▸ AIM OF THE TASK
Every record here should be printed again exactly.
#### AVAILABLE RECORDS ####
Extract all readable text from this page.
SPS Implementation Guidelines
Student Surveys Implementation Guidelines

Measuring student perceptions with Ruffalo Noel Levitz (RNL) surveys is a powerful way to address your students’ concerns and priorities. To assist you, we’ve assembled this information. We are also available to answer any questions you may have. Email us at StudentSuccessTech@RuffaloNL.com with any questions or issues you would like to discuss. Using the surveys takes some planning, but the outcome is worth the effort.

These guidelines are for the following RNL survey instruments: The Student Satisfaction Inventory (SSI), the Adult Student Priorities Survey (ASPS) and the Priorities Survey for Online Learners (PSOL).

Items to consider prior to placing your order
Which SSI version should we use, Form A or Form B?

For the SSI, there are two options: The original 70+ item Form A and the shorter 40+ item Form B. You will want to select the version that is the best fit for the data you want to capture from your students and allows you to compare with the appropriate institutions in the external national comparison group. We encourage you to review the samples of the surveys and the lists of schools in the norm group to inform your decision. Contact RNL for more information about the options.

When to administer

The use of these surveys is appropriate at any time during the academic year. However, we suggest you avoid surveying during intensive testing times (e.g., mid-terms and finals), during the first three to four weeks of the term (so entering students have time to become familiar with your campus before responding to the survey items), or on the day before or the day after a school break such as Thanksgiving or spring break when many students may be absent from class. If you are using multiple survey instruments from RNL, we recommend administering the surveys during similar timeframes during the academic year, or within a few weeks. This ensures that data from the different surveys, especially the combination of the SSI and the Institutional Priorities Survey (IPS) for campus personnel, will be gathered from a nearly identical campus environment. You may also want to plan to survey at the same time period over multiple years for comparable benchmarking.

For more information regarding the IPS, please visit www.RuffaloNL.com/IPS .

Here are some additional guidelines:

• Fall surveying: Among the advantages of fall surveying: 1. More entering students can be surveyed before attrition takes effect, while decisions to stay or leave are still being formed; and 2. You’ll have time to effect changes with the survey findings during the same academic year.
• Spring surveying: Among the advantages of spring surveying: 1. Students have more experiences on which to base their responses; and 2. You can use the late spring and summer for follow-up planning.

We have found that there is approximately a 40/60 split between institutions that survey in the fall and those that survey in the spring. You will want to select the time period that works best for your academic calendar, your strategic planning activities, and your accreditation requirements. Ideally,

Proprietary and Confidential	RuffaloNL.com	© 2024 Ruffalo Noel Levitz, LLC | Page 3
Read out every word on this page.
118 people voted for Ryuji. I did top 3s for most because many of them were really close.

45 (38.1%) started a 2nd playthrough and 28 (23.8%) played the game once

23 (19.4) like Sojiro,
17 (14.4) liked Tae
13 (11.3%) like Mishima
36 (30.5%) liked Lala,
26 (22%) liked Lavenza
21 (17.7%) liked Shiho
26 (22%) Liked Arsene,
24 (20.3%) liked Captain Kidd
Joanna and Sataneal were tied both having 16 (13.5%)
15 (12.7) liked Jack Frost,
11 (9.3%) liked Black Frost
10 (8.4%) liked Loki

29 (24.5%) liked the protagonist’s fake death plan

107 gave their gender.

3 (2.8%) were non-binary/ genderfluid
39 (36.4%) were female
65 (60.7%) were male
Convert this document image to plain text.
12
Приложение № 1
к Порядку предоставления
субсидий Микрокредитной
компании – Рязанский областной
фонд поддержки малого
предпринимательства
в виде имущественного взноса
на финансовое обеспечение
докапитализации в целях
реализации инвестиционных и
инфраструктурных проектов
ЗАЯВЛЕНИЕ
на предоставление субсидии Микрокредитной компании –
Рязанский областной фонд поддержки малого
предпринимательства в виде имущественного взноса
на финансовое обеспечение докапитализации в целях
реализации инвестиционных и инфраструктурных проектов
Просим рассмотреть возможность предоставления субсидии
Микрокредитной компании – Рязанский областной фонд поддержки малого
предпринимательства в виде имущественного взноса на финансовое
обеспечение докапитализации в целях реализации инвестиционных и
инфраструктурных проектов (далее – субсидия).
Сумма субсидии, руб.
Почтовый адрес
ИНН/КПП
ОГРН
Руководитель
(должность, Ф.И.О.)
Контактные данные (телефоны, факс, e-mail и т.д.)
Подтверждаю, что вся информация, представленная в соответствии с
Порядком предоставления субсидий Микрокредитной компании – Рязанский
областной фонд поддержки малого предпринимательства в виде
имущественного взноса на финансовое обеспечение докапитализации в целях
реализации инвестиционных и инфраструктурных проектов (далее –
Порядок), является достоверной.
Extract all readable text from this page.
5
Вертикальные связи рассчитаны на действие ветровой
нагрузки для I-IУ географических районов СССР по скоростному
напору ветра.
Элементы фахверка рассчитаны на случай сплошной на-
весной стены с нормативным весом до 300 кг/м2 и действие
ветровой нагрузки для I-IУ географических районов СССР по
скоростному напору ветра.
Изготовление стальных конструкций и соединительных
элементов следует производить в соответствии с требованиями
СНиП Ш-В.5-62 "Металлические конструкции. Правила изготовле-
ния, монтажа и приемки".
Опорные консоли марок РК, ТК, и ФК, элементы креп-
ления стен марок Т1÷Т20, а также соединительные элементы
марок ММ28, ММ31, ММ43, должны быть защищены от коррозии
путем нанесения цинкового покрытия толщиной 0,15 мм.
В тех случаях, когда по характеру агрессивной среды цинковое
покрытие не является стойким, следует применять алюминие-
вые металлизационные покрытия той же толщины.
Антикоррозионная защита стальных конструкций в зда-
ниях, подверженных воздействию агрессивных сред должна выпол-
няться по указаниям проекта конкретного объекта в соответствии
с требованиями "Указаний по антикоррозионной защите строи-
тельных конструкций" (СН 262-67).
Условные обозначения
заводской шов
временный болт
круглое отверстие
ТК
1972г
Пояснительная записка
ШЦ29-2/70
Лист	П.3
####
▸ RESULT OF THE TASK
Extract all readable text from this page.
SPS Implementation Guidelines
Student Surveys Implementation Guidelines

Measuring student perceptions with Ruffalo Noel Levitz (RNL) surveys is a powerful way to address your students’ concerns and priorities. To assist you, we’ve assembled this information. We are also available to answer any questions you may have. Email us at StudentSuccessTech@RuffaloNL.com with any questions or issues you would like to discuss. Using the surveys takes some planning, but the outcome is worth the effort.

These guidelines are for the following RNL survey instruments: The Student Satisfaction Inventory (SSI), the Adult Student Priorities Survey (ASPS) and the Priorities Survey for Online Learners (PSOL).

Items to consider prior to placing your order
Which SSI version should we use, Form A or Form B?

For the SSI, there are two options: The original 70+ item Form A and the shorter 40+ item Form B. You will want to select the version that is the best fit for the data you want to capture from your students and allows you to compare with the appropriate institutions in the external national comparison group. We encourage you to review the samples of the surveys and the lists of schools in the norm group to inform your decision. Contact RNL for more information about the options.

When to administer

The use of these surveys is appropriate at any time during the academic year. However, we suggest you avoid surveying during intensive testing times (e.g., mid-terms and finals), during the first three to four weeks of the term (so entering students have time to become familiar with your campus before responding to the survey items), or on the day before or the day after a school break such as Thanksgiving or spring break when many students may be absent from class. If you are using multiple survey instruments from RNL, we recommend administering the surveys during similar timeframes during the academic year, or within a few weeks. This ensures that data from the different surveys, especially the combination of the SSI and the Institutional Priorities Survey (IPS) for campus personnel, will be gathered from a nearly identical campus environment. You may also want to plan to survey at the same time period over multiple years for comparable benchmarking.

For more information regarding the IPS, please visit www.RuffaloNL.com/IPS .

Here are some additional guidelines:

• Fall surveying: Among the advantages of fall surveying: 1. More entering students can be surveyed before attrition takes effect, while decisions to stay or leave are still being formed; and 2. You’ll have time to effect changes with the survey findings during the same academic year.
• Spring surveying: Among the advantages of spring surveying: 1. Students have more experiences on which to base their responses; and 2. You can use the late spring and summer for follow-up planning.

We have found that there is approximately a 40/60 split between institutions that survey in the fall and those that survey in the spring. You will want to select the time period that works best for your academic calendar, your strategic planning activities, and your accreditation requirements. Ideally,

Proprietary and Confidential	RuffaloNL.com	© 2024 Ruffalo Noel Levitz, LLC | Page 3
Read out every word on this page.
118 people voted for Ryuji. I did top 3s for most because many of them were really close.

45 (38.1%) started a 2nd playthrough and 28 (23.8%) played the game once

23 (19.4) like Sojiro,
17 (14.4) liked Tae
13 (11.3%) like Mishima
36 (30.5%) liked Lala,
26 (22%) liked Lavenza
21 (17.7%) liked Shiho
26 (22%) Liked Arsene,
24 (20.3%) liked Captain Kidd
Joanna and Sataneal were tied both having 16 (13.5%)
15 (12.7) liked Jack Frost,
11 (9.3%) liked Black Frost
10 (8.4%) liked Loki

29 (24.5%) liked the protagonist’s fake death plan

107 gave their gender.

3 (2.8%) were non-binary/ genderfluid
39 (36.4%) were female
65 (60.7%) were male
Convert this document image to plain text.
12
Приложение № 1
к Порядку предоставления
субсидий Микрокредитной
компании – Рязанский областной
фонд поддержки малого
предпринимательства
в виде имущественного взноса
на финансовое обеспечение
докапитализации в целях
реализации инвестиционных и
инфраструктурных проектов
ЗАЯВЛЕНИЕ
на предоставление субсидии Микрокредитной компании –
Рязанский областной фонд поддержки малого
предпринимательства в виде имущественного взноса
на финансовое обеспечение докапитализации в целях
реализации инвестиционных и инфраструктурных проектов
Просим рассмотреть возможность предоставления субсидии
Микрокредитной компании – Рязанский областной фонд поддержки малого
предпринимательства в виде имущественного взноса на финансовое
обеспечение докапитализации в целях реализации инвестиционных и
инфраструктурных проектов (далее – субсидия).
Сумма субсидии, руб.
Почтовый адрес
ИНН/КПП
ОГРН
Руководитель
(должность, Ф.И.О.)
Контактные данные (телефоны, факс, e-mail и т.д.)
Подтверждаю, что вся информация, представленная в соответствии с
Порядком предоставления субсидий Микрокредитной компании – Рязанский
областной фонд поддержки малого предпринимательства в виде
имущественного взноса на финансовое обеспечение докапитализации в целях
реализации инвестиционных и инфраструктурных проектов (далее –
Порядок), является достоверной.
Extract all readable text from this page.
5
Вертикальные связи рассчитаны на действие ветровой
нагрузки для I-IУ географических районов СССР по скоростному
напору ветра.
Элементы фахверка рассчитаны на случай сплошной на-
весной стены с нормативным весом до 300 кг/м2 и действие
ветровой нагрузки для I-IУ географических районов СССР по
скоростному напору ветра.
Изготовление стальных конструкций и соединительных
элементов следует производить в соответствии с требованиями
СНиП Ш-В.5-62 "Металлические конструкции. Правила изготовле-
ния, монтажа и приемки".
Опорные консоли марок РК, ТК, и ФК, элементы креп-
ления стен марок Т1÷Т20, а также соединительные элементы
марок ММ28, ММ31, ММ43, должны быть защищены от коррозии
путем нанесения цинкового покрытия толщиной 0,15 мм.
В тех случаях, когда по характеру агрессивной среды цинковое
покрытие не является стойким, следует применять алюминие-
вые металлизационные покрытия той же толщины.
Антикоррозионная защита стальных конструкций в зда-
ниях, подверженных воздействию агрессивных сред должна выпол-
няться по указаниям проекта конкретного объекта в соответствии
с требованиями "Указаний по антикоррозионной защите строи-
тельных конструкций" (СН 262-67).
Условные обозначения
заводской шов
временный болт
круглое отверстие
ТК
1972г
Пояснительная записка
ШЦ29-2/70
Лист	П.3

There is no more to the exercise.